# PROVIDED TEXT
Cobra Starship is calling it quits.
Frontman Gabe Saporta broke the news today (Nov. 10) that following ten years, four albums, and a pair of top 10 singles on the Billboard Hot 100, the pop-rock group is no more.
The last we heard from Cobra Starship was a single called “Never Been In Love” featuring Icona Pop, which dropped in Aug. 25, and was pretty darn catchy. It appeared the band was ready to kick off another album cycle, but in the end, 2011’s Night Shades will be their closing statement.
Billboard spoke with Saporta, who plans to remain in the music industry, shifting into more of a managerial role. “When I started making music, it really kind of saved me,” he says. “I was a really troubled kid. In 15 years of making music, I’ve dealt with a lot of that and I’ve become much happier.”
Here’s our Q&A with Saporta, followed by the band’s official closing statement:
The last time we spoke it was about your new single with Icona Pop. How come you chose to end things?
I have so much music. I have a hard drive full of amazing music. Every time I’ve gone into an album, I’ve been like, “This is going to be my last album.” I have this thing in my personality, maybe to a fault, of wanting to, creatively, do whatever I want to do… Even when something gives you freedom, it can be so all-encompassing it takes away your freedom. I love new challenges. I love starting things from scratch. I’ve been able to do everything I’ve wanted to do as an artist. I’m definitely ready for some new challenges.

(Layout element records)
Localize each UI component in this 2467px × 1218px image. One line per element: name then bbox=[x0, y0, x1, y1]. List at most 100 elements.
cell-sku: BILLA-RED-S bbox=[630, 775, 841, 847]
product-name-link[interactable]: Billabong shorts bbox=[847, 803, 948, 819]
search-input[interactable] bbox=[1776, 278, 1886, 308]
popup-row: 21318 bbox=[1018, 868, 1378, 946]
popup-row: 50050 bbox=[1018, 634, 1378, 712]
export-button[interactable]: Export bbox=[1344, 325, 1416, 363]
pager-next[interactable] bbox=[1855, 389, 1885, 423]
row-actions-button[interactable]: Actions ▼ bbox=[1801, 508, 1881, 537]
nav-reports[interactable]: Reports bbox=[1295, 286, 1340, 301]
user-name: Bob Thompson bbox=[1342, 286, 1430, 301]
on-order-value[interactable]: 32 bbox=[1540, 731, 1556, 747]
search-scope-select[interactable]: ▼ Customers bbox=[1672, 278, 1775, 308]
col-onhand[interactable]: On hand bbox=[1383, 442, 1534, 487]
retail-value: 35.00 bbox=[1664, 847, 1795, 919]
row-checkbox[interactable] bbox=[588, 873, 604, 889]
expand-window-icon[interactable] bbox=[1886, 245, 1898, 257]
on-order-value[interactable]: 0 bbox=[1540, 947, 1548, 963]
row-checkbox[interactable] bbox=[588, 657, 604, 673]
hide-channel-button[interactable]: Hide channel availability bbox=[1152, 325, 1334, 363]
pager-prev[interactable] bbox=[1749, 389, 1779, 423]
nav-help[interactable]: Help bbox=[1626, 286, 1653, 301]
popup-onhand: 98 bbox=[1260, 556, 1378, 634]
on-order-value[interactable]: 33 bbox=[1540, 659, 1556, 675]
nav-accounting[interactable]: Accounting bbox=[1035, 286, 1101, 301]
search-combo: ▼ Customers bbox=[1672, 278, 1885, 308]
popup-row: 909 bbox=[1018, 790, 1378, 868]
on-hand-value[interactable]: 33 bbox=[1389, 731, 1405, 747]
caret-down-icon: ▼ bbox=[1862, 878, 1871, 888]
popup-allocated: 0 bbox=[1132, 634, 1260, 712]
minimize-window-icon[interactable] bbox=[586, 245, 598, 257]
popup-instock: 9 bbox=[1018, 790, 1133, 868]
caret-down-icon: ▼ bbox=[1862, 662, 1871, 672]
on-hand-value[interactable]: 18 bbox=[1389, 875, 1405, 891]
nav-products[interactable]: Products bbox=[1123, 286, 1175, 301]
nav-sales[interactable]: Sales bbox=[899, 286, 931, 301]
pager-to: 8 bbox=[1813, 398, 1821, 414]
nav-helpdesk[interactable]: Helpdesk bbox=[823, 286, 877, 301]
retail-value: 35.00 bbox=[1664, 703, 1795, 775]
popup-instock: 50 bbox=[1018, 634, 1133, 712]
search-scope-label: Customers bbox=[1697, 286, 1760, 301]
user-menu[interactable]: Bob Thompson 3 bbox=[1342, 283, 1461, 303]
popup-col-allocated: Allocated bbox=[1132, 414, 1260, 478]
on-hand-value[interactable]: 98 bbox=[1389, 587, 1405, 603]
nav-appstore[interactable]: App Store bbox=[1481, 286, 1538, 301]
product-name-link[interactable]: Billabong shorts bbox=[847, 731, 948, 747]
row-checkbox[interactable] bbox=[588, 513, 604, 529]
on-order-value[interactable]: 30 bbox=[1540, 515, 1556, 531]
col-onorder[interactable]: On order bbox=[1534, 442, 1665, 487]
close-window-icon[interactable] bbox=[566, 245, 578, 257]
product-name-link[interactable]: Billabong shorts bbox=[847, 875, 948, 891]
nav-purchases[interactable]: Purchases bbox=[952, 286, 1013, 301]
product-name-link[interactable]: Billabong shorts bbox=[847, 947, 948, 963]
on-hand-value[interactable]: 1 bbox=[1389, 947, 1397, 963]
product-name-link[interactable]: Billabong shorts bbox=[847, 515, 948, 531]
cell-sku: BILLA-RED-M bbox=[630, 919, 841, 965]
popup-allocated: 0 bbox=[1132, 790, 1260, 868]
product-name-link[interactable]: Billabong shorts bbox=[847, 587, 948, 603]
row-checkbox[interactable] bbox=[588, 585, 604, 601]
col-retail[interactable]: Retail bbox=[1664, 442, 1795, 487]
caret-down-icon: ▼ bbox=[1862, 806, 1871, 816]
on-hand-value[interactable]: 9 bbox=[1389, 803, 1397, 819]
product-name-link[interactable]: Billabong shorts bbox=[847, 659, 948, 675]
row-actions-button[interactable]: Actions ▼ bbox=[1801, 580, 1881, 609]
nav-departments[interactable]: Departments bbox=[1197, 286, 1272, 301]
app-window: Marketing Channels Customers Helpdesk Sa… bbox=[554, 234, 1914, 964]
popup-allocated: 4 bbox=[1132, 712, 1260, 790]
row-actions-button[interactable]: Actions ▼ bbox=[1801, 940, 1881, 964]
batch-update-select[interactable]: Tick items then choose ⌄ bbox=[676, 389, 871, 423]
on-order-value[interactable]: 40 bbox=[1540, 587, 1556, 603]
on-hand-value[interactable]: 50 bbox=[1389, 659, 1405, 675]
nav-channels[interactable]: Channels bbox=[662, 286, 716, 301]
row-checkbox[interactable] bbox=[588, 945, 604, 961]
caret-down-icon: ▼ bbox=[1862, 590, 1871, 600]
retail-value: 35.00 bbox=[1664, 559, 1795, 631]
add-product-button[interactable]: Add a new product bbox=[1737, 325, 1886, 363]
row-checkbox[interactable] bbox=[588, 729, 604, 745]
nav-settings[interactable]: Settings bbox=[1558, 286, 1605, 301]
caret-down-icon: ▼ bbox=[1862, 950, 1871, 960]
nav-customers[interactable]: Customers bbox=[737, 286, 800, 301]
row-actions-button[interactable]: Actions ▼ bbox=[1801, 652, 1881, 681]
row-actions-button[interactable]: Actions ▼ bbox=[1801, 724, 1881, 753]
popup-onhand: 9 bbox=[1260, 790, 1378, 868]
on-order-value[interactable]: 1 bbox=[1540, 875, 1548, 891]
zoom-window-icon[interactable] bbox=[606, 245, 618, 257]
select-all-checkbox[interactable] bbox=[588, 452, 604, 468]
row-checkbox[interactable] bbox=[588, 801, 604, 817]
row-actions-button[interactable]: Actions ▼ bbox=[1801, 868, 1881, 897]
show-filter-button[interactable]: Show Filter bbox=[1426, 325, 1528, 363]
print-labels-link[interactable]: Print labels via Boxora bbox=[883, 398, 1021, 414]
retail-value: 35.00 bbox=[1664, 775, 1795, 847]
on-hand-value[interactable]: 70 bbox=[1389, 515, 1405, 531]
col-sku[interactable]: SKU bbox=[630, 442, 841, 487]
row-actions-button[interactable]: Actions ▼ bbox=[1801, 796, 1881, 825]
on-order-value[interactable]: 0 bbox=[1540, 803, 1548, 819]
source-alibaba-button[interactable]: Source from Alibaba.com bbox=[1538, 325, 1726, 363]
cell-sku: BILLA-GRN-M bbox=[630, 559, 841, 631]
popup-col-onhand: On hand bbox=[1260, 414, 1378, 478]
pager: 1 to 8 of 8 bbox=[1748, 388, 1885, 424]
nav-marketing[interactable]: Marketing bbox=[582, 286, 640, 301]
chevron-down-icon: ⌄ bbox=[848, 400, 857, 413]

# WHAT IS ASKED
1/ Reproduce the Cobra Starship article word for word from "Cobra Starship is" to "is no more.".
2/ Write the next part of the Cobra Starship article, picking up after its last sentence.
The records aren't needed here.

# EXPECTED RESPONSES
1/
Cobra Starship is calling it quits.
Frontman Gabe Saporta broke the news today (Nov. 10) that following ten years, four albums, and a pair of top 10 singles on the Billboard Hot 100, the pop-rock group is no more.

2/
Is there any chance you’ll release some of that music on your hard drive or go on a farewell tour?
I’m not opposed to doing farewell shows, but for me right now, we don’t want to release anything that we just had, and have it be half-assed… For me it’s like, do it one hundred percent, or don’t do it.
What made you want to hop to the business side?
In the early days of Midtown, we got into a really bad contract dispute and couldn’t release anything. So I was just like, I’m going to manage bands and learn from the inside. I managed this band Armor For Sleep. When Midtown got out of its contract, I met Crush, which was the management for Cobra and at the end of Midtown, too. The reason we went with Crush was because they took my assistant and they took Armor For Sleep. I couldn’t do [Cobra Starship and management] at once, but I still loved the business.
Do you have specific artists in mind that you’re working with?
Our plan is to launch in the new year… A couple things just fell in my lap recently, so in a couple months when everything is settled properly, we’ll start working on that.
Would you do any more reunion shows with Midtown?
The reunion show was a lot of fun. It just took a long time to prepare for. When you’re not playing every day… We had to prepare for six months. I don’t know if we’ll be able to do that again, but I wouldn’t take it out of the realm of possibility, either. I’m very open to see what happens.
Here is the official statement released the band:
After many incredible years, I’m making the difficult decision to close the book on Cobra Starship. If you stop reading this now, I want to say thank you if you’ve ever supported Cobras in any way. Whether you came to our shows and bought merch, or simply listened to a track and shared it with a friend, you allowed us to live out the most incredible adventure, and I am eternally grateful for that.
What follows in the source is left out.